#### EXERCISE DIRECTIONS:
Select all lines holding the word "Classes" from the entries that follow.

-- START MATERIAL FOR THIS EXERCISE --

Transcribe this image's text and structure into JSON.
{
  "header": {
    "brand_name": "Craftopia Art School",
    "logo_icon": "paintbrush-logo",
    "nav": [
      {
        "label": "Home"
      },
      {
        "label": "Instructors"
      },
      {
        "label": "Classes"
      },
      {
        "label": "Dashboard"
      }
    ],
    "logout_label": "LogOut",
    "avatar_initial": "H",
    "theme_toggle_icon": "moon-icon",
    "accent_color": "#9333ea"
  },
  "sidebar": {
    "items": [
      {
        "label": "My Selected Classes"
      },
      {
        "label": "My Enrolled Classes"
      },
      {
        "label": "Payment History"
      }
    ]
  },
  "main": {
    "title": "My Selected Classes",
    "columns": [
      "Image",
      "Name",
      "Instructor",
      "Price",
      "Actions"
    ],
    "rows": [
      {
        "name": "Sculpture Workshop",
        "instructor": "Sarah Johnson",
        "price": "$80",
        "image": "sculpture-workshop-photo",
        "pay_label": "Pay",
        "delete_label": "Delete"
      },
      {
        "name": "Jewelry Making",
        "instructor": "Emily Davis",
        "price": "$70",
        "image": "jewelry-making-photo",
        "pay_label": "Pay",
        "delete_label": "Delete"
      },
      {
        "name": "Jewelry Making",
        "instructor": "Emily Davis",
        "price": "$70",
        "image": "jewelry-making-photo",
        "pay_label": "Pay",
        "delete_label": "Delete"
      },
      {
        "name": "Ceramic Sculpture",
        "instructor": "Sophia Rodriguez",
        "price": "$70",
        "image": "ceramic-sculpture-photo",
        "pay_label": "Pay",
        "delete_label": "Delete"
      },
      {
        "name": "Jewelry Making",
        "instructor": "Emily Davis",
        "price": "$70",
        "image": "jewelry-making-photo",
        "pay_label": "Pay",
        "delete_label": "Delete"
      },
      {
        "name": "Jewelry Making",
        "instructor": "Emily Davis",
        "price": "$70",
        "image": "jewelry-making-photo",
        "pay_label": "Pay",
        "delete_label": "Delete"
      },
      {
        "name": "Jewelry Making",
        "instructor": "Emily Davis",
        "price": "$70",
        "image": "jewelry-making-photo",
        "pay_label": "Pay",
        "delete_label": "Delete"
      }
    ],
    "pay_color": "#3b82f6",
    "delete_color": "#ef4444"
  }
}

-- END MATERIAL FOR THIS EXERCISE --

#### EXERCISE RESULT:
        "label": "Classes"
        "label": "My Selected Classes"
        "label": "My Enrolled Classes"
    "title": "My Selected Classes",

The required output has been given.